> [Input for this task]:
* START *
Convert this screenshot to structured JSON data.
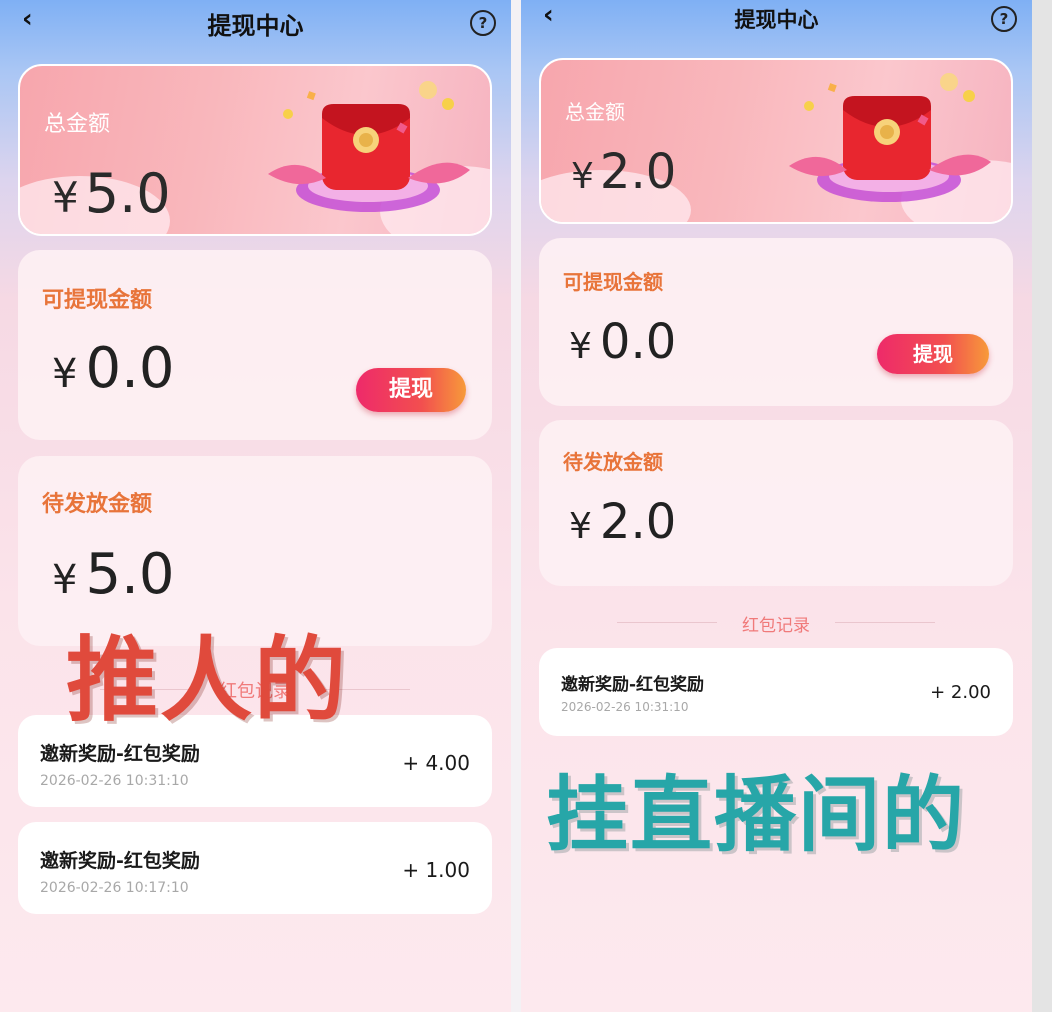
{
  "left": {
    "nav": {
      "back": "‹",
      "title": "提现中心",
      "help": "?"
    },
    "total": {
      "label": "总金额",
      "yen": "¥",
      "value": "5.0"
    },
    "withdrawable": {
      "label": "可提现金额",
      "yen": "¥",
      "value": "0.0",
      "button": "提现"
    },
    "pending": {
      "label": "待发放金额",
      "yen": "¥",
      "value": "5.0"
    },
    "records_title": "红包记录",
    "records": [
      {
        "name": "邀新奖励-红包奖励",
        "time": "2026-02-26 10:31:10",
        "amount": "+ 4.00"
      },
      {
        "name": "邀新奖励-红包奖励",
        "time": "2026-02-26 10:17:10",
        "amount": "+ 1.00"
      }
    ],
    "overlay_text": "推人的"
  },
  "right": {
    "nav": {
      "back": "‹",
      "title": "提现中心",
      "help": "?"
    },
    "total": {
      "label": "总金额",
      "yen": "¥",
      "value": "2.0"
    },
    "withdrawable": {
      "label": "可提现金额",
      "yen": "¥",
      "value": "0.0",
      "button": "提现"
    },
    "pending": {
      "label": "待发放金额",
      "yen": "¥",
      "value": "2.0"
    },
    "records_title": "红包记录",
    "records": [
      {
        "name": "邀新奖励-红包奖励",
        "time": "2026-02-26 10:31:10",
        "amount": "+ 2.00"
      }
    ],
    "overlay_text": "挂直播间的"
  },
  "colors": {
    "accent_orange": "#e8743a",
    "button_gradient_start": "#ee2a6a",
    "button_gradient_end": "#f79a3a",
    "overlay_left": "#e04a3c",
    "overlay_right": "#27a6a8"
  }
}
* END *
> [Task brief]:
Exclude the pictures and repeat every other part of the records word for word.

> [Written solution]:
Convert this screenshot to structured JSON data.
{
  "left": {
    "nav": {
      "back": "‹",
      "title": "提现中心",
      "help": "?"
    },
    "total": {
      "label": "总金额",
      "yen": "¥",
      "value": "5.0"
    },
    "withdrawable": {
      "label": "可提现金额",
      "yen": "¥",
      "value": "0.0",
      "button": "提现"
    },
    "pending": {
      "label": "待发放金额",
      "yen": "¥",
      "value": "5.0"
    },
    "records_title": "红包记录",
    "records": [
      {
        "name": "邀新奖励-红包奖励",
        "time": "2026-02-26 10:31:10",
        "amount": "+ 4.00"
      },
      {
        "name": "邀新奖励-红包奖励",
        "time": "2026-02-26 10:17:10",
        "amount": "+ 1.00"
      }
    ],
    "overlay_text": "推人的"
  },
  "right": {
    "nav": {
      "back": "‹",
      "title": "提现中心",
      "help": "?"
    },
    "total": {
      "label": "总金额",
      "yen": "¥",
      "value": "2.0"
    },
    "withdrawable": {
      "label": "可提现金额",
      "yen": "¥",
      "value": "0.0",
      "button": "提现"
    },
    "pending": {
      "label": "待发放金额",
      "yen": "¥",
      "value": "2.0"
    },
    "records_title": "红包记录",
    "records": [
      {
        "name": "邀新奖励-红包奖励",
        "time": "2026-02-26 10:31:10",
        "amount": "+ 2.00"
      }
    ],
    "overlay_text": "挂直播间的"
  },
  "colors": {
    "accent_orange": "#e8743a",
    "button_gradient_start": "#ee2a6a",
    "button_gradient_end": "#f79a3a",
    "overlay_left": "#e04a3c",
    "overlay_right": "#27a6a8"
  }
}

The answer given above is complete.